* _What to work on_
In the entries below, find every line holding the string "desc" and collect it.
[Start]
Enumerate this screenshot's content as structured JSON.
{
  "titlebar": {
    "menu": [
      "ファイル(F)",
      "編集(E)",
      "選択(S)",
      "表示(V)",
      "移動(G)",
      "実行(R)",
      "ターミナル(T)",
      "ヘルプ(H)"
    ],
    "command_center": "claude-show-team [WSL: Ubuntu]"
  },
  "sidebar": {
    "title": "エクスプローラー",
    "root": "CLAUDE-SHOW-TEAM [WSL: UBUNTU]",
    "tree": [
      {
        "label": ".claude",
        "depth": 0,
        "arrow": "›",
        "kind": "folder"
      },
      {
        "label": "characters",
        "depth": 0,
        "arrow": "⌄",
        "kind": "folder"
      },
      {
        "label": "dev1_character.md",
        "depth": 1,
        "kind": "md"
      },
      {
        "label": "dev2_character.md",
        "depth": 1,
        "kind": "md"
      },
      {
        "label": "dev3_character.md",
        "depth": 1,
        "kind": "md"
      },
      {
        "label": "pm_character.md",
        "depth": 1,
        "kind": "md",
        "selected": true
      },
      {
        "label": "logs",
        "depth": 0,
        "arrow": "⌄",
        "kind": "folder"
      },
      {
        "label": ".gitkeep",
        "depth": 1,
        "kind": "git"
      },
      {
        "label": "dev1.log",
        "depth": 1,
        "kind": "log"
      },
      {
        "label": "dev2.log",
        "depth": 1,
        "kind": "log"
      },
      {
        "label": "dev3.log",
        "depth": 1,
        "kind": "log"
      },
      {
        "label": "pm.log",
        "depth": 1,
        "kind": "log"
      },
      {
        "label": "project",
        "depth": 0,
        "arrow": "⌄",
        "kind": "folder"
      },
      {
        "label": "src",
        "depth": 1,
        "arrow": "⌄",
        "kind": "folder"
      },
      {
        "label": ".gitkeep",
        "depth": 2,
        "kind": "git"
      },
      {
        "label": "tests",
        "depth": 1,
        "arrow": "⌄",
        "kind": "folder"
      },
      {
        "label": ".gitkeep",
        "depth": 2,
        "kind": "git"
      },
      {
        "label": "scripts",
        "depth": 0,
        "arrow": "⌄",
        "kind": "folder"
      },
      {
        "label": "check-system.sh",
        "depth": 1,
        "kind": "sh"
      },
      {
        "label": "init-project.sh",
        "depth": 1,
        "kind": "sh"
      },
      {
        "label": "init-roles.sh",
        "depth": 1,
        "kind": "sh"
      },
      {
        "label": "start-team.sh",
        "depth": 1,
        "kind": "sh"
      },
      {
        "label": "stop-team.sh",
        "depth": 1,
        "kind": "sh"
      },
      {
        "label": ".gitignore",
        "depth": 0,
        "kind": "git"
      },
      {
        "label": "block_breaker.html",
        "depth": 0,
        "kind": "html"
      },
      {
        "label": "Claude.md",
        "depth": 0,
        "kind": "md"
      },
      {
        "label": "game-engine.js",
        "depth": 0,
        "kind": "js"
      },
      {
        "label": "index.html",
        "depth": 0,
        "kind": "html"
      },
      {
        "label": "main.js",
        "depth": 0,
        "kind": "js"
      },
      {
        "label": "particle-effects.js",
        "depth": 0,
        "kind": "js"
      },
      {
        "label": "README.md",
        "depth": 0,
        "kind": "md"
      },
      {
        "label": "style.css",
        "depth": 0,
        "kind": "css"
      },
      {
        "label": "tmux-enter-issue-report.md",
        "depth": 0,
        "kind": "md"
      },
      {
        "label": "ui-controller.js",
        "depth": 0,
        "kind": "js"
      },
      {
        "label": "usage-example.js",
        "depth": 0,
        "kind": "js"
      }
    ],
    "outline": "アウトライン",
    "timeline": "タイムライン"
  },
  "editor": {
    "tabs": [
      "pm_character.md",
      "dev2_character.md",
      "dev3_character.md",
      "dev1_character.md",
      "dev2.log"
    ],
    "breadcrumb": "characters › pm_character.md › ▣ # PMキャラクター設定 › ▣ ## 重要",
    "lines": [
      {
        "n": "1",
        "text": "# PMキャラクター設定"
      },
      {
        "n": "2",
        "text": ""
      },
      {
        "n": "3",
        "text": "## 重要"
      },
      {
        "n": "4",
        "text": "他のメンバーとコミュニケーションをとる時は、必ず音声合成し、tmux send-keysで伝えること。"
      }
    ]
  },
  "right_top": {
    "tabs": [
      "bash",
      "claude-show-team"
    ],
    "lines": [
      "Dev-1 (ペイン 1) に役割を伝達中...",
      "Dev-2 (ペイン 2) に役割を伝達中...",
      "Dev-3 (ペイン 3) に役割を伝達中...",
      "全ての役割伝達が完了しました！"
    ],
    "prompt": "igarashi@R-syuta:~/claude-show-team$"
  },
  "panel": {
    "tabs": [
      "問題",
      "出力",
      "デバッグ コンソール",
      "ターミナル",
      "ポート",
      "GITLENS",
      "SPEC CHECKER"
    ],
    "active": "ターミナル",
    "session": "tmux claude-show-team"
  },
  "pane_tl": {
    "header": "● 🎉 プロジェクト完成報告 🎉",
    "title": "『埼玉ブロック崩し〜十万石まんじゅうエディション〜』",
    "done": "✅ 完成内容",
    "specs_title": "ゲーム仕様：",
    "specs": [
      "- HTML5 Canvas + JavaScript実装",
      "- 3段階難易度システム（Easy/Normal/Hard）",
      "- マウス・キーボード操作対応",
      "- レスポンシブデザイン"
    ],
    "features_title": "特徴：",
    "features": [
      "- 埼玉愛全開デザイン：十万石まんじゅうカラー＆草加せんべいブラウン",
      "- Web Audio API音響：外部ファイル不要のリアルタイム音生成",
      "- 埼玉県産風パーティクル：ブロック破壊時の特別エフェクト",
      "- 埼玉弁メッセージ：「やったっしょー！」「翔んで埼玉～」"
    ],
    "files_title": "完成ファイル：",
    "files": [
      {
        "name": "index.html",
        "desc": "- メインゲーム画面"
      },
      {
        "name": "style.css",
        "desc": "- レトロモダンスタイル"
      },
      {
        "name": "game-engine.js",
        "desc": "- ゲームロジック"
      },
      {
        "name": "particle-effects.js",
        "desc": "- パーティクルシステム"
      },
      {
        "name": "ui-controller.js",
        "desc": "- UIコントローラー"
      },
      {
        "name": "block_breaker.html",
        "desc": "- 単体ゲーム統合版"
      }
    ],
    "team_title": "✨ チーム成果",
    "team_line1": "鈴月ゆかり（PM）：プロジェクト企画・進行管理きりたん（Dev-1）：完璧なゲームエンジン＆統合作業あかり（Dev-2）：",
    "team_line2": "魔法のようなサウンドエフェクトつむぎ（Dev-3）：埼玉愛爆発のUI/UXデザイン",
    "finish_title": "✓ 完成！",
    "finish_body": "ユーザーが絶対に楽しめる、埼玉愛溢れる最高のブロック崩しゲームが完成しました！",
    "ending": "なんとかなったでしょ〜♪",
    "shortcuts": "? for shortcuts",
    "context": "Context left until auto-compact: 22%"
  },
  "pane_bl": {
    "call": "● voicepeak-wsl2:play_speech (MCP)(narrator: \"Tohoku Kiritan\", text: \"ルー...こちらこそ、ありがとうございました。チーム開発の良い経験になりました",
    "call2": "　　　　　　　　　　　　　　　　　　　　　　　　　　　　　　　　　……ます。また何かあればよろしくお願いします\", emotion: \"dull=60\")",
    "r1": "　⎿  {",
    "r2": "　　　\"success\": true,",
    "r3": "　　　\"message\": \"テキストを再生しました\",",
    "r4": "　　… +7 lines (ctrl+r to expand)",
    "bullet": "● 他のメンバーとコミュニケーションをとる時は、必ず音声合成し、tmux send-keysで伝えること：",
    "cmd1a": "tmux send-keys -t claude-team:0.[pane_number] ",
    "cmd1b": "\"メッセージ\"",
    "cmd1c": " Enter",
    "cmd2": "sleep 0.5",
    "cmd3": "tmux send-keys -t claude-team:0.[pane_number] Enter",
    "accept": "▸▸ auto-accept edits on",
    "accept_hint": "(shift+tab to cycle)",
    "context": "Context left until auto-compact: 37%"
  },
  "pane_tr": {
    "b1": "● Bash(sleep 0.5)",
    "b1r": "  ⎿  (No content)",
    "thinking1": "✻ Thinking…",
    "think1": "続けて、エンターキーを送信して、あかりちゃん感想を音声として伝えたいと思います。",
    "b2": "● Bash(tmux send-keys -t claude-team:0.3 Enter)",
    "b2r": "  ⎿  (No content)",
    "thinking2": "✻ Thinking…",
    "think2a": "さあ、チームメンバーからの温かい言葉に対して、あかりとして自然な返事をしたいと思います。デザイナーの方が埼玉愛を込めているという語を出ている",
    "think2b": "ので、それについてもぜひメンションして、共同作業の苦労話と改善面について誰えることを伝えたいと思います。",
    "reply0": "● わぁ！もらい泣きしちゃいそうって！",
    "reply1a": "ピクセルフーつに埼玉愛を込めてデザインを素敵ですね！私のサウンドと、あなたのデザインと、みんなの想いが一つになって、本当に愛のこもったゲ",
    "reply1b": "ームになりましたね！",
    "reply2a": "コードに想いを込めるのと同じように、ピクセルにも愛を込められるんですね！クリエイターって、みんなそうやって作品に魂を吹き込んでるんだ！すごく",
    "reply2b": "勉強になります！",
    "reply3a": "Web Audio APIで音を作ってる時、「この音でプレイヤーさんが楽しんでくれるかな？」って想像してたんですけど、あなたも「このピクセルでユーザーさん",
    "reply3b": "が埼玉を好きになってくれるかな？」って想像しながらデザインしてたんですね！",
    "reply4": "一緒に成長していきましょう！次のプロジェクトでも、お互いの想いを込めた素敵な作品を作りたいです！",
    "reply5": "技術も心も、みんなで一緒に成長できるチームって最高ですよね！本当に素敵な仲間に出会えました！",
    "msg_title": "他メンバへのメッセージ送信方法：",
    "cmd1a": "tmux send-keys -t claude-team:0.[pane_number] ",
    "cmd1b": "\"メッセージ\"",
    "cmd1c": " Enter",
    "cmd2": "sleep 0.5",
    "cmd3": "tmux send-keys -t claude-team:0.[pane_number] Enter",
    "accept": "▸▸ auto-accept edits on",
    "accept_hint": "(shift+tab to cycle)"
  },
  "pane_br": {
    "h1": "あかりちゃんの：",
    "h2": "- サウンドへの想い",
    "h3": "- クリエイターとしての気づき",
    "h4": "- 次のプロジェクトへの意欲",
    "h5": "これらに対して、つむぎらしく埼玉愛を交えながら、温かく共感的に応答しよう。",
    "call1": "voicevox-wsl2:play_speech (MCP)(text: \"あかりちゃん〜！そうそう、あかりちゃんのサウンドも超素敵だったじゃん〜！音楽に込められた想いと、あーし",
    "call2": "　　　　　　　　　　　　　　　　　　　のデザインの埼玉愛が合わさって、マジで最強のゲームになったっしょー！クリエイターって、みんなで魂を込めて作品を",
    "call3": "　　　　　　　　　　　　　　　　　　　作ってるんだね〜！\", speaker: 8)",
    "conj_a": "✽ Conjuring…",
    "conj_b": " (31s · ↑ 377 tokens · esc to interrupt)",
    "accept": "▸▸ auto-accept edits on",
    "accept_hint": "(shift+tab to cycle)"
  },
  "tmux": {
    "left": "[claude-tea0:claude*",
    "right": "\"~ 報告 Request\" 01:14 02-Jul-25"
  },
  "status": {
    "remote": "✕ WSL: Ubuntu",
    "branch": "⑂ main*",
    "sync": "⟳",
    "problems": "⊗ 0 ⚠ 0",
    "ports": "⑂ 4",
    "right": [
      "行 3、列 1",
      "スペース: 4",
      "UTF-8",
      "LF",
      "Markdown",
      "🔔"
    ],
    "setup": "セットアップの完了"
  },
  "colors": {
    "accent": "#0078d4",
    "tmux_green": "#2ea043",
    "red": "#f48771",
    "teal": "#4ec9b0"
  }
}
[End]
* _Complete answer_
        "desc": "- メインゲーム画面"
        "desc": "- レトロモダンスタイル"
        "desc": "- ゲームロジック"
        "desc": "- パーティクルシステム"
        "desc": "- UIコントローラー"
        "desc": "- 単体ゲーム統合版"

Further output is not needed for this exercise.